What to produce: Exactly repeat the material, dropping only the pictures.

Items:
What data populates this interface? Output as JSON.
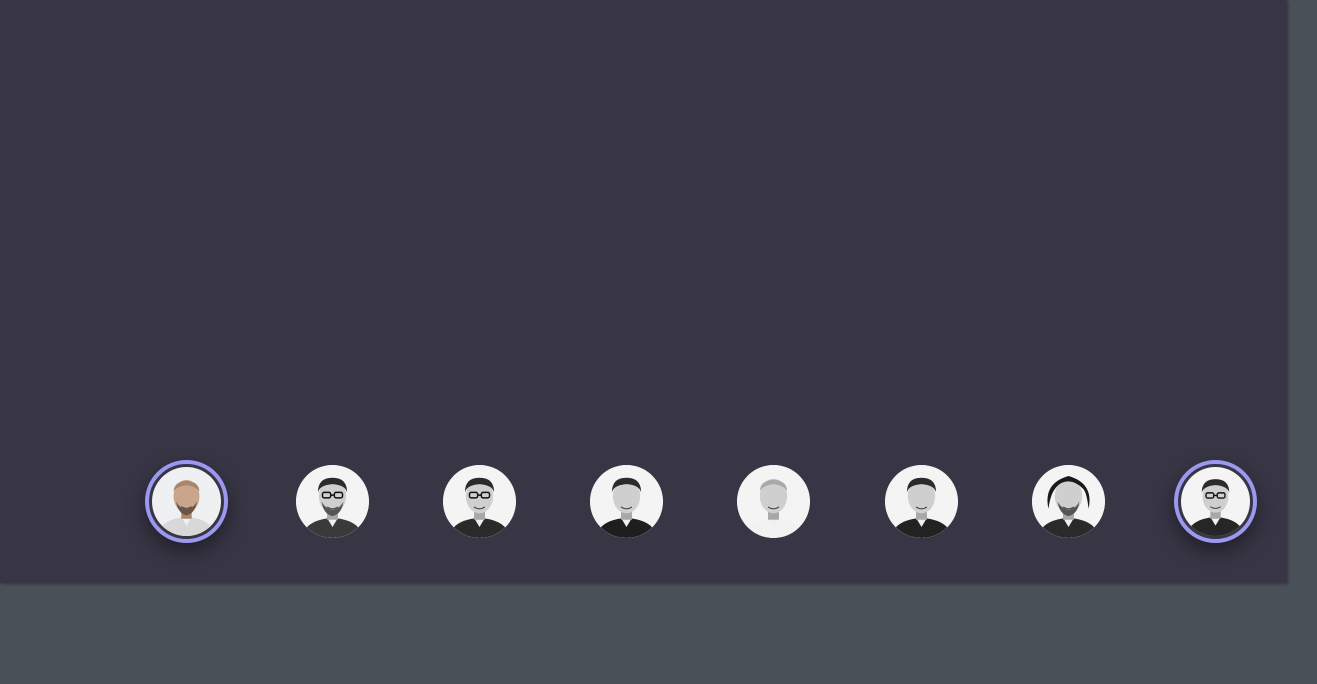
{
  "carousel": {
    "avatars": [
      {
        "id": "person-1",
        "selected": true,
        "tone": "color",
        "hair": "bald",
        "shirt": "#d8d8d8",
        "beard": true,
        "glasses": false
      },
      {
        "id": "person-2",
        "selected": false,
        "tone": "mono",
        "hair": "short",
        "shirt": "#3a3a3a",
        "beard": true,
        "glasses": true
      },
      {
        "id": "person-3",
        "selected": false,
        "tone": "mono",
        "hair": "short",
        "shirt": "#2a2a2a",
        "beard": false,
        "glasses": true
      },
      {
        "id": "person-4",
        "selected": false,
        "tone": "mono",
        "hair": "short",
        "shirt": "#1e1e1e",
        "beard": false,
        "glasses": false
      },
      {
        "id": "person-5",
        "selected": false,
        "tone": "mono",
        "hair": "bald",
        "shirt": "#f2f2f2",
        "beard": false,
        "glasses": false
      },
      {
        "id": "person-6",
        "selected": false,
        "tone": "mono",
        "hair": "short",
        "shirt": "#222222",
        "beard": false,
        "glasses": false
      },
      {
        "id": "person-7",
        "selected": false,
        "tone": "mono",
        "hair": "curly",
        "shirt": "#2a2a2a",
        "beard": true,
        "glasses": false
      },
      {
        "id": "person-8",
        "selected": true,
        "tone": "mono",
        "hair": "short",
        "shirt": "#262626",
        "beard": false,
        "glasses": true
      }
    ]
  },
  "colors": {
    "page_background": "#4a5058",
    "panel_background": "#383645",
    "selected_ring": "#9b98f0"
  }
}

Task output:
What data populates this interface? Output as JSON.
{
  "carousel": {
    "avatars": [
      {
        "id": "person-1",
        "selected": true,
        "tone": "color",
        "hair": "bald",
        "shirt": "#d8d8d8",
        "beard": true,
        "glasses": false
      },
      {
        "id": "person-2",
        "selected": false,
        "tone": "mono",
        "hair": "short",
        "shirt": "#3a3a3a",
        "beard": true,
        "glasses": true
      },
      {
        "id": "person-3",
        "selected": false,
        "tone": "mono",
        "hair": "short",
        "shirt": "#2a2a2a",
        "beard": false,
        "glasses": true
      },
      {
        "id": "person-4",
        "selected": false,
        "tone": "mono",
        "hair": "short",
        "shirt": "#1e1e1e",
        "beard": false,
        "glasses": false
      },
      {
        "id": "person-5",
        "selected": false,
        "tone": "mono",
        "hair": "bald",
        "shirt": "#f2f2f2",
        "beard": false,
        "glasses": false
      },
      {
        "id": "person-6",
        "selected": false,
        "tone": "mono",
        "hair": "short",
        "shirt": "#222222",
        "beard": false,
        "glasses": false
      },
      {
        "id": "person-7",
        "selected": false,
        "tone": "mono",
        "hair": "curly",
        "shirt": "#2a2a2a",
        "beard": true,
        "glasses": false
      },
      {
        "id": "person-8",
        "selected": true,
        "tone": "mono",
        "hair": "short",
        "shirt": "#262626",
        "beard": false,
        "glasses": true
      }
    ]
  },
  "colors": {
    "page_background": "#4a5058",
    "panel_background": "#383645",
    "selected_ring": "#9b98f0"
  }
}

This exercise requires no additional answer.